### EXERCISE PROMPT
Set down the material below in full, matching it exactly.

Part of a data file
+---+
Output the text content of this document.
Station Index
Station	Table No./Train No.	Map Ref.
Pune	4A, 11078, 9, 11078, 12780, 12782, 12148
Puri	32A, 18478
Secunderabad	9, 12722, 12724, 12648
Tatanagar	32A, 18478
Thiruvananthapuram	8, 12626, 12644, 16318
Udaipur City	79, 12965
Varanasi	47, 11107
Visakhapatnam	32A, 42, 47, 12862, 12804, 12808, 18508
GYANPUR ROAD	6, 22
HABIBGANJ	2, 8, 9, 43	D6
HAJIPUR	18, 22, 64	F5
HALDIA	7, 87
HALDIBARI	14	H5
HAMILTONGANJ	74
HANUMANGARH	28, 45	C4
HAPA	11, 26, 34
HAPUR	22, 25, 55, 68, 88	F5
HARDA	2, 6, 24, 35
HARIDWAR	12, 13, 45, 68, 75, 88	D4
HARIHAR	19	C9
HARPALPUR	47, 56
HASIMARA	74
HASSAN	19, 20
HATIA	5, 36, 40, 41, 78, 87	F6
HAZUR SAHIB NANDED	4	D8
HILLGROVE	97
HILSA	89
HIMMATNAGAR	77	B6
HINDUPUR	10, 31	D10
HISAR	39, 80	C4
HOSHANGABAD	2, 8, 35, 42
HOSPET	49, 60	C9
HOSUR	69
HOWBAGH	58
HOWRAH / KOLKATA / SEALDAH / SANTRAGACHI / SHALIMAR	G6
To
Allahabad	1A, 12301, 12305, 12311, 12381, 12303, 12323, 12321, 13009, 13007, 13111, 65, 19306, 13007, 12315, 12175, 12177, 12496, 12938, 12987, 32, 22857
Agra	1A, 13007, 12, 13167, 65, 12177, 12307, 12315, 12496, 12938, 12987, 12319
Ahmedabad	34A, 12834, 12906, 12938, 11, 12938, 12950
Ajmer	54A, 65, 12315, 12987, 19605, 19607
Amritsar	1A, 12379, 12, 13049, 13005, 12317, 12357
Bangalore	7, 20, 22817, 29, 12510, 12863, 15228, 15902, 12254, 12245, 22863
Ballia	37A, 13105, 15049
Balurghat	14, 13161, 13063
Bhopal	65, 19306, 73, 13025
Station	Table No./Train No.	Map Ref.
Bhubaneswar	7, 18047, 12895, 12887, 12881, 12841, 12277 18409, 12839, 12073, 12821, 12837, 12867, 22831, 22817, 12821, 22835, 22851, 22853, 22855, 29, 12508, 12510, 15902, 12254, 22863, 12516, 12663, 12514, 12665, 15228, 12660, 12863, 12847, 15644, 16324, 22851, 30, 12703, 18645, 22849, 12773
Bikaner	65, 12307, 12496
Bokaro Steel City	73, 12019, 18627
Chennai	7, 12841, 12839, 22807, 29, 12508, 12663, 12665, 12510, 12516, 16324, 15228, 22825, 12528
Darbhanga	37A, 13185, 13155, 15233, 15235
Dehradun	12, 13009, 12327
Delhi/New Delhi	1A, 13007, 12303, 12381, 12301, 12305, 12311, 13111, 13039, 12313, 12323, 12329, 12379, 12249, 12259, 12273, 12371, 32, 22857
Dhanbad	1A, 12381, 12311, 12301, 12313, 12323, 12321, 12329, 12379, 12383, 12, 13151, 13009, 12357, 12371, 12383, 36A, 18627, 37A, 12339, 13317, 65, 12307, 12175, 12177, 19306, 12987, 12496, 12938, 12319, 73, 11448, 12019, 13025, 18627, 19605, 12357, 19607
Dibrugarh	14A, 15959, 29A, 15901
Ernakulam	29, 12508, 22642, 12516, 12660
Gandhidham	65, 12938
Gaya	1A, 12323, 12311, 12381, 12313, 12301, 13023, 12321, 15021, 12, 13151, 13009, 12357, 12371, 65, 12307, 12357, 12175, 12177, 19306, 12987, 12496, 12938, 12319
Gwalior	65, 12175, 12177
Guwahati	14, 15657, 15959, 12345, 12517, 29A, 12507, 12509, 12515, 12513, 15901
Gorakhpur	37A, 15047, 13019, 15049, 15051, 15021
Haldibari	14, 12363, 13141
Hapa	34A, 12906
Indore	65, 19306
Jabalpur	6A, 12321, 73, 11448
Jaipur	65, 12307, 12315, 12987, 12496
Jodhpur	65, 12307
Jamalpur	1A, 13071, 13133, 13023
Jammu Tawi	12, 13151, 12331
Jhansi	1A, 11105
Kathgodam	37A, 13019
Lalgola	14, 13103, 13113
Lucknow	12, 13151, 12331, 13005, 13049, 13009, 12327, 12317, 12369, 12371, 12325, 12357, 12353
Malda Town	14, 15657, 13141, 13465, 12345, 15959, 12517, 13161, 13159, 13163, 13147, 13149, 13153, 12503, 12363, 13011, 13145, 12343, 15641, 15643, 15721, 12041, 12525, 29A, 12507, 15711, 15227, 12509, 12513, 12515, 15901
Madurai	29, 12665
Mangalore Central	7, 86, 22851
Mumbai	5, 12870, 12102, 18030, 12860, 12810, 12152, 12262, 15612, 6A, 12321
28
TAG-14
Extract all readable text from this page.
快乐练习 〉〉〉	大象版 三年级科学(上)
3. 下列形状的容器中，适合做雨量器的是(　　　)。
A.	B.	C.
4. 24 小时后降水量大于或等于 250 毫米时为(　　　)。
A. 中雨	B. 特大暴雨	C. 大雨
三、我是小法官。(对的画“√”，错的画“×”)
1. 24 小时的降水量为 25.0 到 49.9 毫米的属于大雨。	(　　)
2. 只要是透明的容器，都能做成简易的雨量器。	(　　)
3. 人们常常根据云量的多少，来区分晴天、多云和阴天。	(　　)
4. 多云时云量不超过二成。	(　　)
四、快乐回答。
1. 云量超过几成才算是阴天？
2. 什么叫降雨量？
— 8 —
+---+
### CORRECT RESULT
Output the text content of this document.
Station Index
Station	Table No./Train No.	Map Ref.
Pune	4A, 11078, 9, 11078, 12780, 12782, 12148
Puri	32A, 18478
Secunderabad	9, 12722, 12724, 12648
Tatanagar	32A, 18478
Thiruvananthapuram	8, 12626, 12644, 16318
Udaipur City	79, 12965
Varanasi	47, 11107
Visakhapatnam	32A, 42, 47, 12862, 12804, 12808, 18508
GYANPUR ROAD	6, 22
HABIBGANJ	2, 8, 9, 43	D6
HAJIPUR	18, 22, 64	F5
HALDIA	7, 87
HALDIBARI	14	H5
HAMILTONGANJ	74
HANUMANGARH	28, 45	C4
HAPA	11, 26, 34
HAPUR	22, 25, 55, 68, 88	F5
HARDA	2, 6, 24, 35
HARIDWAR	12, 13, 45, 68, 75, 88	D4
HARIHAR	19	C9
HARPALPUR	47, 56
HASIMARA	74
HASSAN	19, 20
HATIA	5, 36, 40, 41, 78, 87	F6
HAZUR SAHIB NANDED	4	D8
HILLGROVE	97
HILSA	89
HIMMATNAGAR	77	B6
HINDUPUR	10, 31	D10
HISAR	39, 80	C4
HOSHANGABAD	2, 8, 35, 42
HOSPET	49, 60	C9
HOSUR	69
HOWBAGH	58
HOWRAH / KOLKATA / SEALDAH / SANTRAGACHI / SHALIMAR	G6
To
Allahabad	1A, 12301, 12305, 12311, 12381, 12303, 12323, 12321, 13009, 13007, 13111, 65, 19306, 13007, 12315, 12175, 12177, 12496, 12938, 12987, 32, 22857
Agra	1A, 13007, 12, 13167, 65, 12177, 12307, 12315, 12496, 12938, 12987, 12319
Ahmedabad	34A, 12834, 12906, 12938, 11, 12938, 12950
Ajmer	54A, 65, 12315, 12987, 19605, 19607
Amritsar	1A, 12379, 12, 13049, 13005, 12317, 12357
Bangalore	7, 20, 22817, 29, 12510, 12863, 15228, 15902, 12254, 12245, 22863
Ballia	37A, 13105, 15049
Balurghat	14, 13161, 13063
Bhopal	65, 19306, 73, 13025
Station	Table No./Train No.	Map Ref.
Bhubaneswar	7, 18047, 12895, 12887, 12881, 12841, 12277 18409, 12839, 12073, 12821, 12837, 12867, 22831, 22817, 12821, 22835, 22851, 22853, 22855, 29, 12508, 12510, 15902, 12254, 22863, 12516, 12663, 12514, 12665, 15228, 12660, 12863, 12847, 15644, 16324, 22851, 30, 12703, 18645, 22849, 12773
Bikaner	65, 12307, 12496
Bokaro Steel City	73, 12019, 18627
Chennai	7, 12841, 12839, 22807, 29, 12508, 12663, 12665, 12510, 12516, 16324, 15228, 22825, 12528
Darbhanga	37A, 13185, 13155, 15233, 15235
Dehradun	12, 13009, 12327
Delhi/New Delhi	1A, 13007, 12303, 12381, 12301, 12305, 12311, 13111, 13039, 12313, 12323, 12329, 12379, 12249, 12259, 12273, 12371, 32, 22857
Dhanbad	1A, 12381, 12311, 12301, 12313, 12323, 12321, 12329, 12379, 12383, 12, 13151, 13009, 12357, 12371, 12383, 36A, 18627, 37A, 12339, 13317, 65, 12307, 12175, 12177, 19306, 12987, 12496, 12938, 12319, 73, 11448, 12019, 13025, 18627, 19605, 12357, 19607
Dibrugarh	14A, 15959, 29A, 15901
Ernakulam	29, 12508, 22642, 12516, 12660
Gandhidham	65, 12938
Gaya	1A, 12323, 12311, 12381, 12313, 12301, 13023, 12321, 15021, 12, 13151, 13009, 12357, 12371, 65, 12307, 12357, 12175, 12177, 19306, 12987, 12496, 12938, 12319
Gwalior	65, 12175, 12177
Guwahati	14, 15657, 15959, 12345, 12517, 29A, 12507, 12509, 12515, 12513, 15901
Gorakhpur	37A, 15047, 13019, 15049, 15051, 15021
Haldibari	14, 12363, 13141
Hapa	34A, 12906
Indore	65, 19306
Jabalpur	6A, 12321, 73, 11448
Jaipur	65, 12307, 12315, 12987, 12496
Jodhpur	65, 12307
Jamalpur	1A, 13071, 13133, 13023
Jammu Tawi	12, 13151, 12331
Jhansi	1A, 11105
Kathgodam	37A, 13019
Lalgola	14, 13103, 13113
Lucknow	12, 13151, 12331, 13005, 13049, 13009, 12327, 12317, 12369, 12371, 12325, 12357, 12353
Malda Town	14, 15657, 13141, 13465, 12345, 15959, 12517, 13161, 13159, 13163, 13147, 13149, 13153, 12503, 12363, 13011, 13145, 12343, 15641, 15643, 15721, 12041, 12525, 29A, 12507, 15711, 15227, 12509, 12513, 12515, 15901
Madurai	29, 12665
Mangalore Central	7, 86, 22851
Mumbai	5, 12870, 12102, 18030, 12860, 12810, 12152, 12262, 15612, 6A, 12321
28
TAG-14
Extract all readable text from this page.
快乐练习 〉〉〉	大象版 三年级科学(上)
3. 下列形状的容器中，适合做雨量器的是(　　　)。
A.	B.	C.
4. 24 小时后降水量大于或等于 250 毫米时为(　　　)。
A. 中雨	B. 特大暴雨	C. 大雨
三、我是小法官。(对的画“√”，错的画“×”)
1. 24 小时的降水量为 25.0 到 49.9 毫米的属于大雨。	(　　)
2. 只要是透明的容器，都能做成简易的雨量器。	(　　)
3. 人们常常根据云量的多少，来区分晴天、多云和阴天。	(　　)
4. 多云时云量不超过二成。	(　　)
四、快乐回答。
1. 云量超过几成才算是阴天？
2. 什么叫降雨量？
— 8 —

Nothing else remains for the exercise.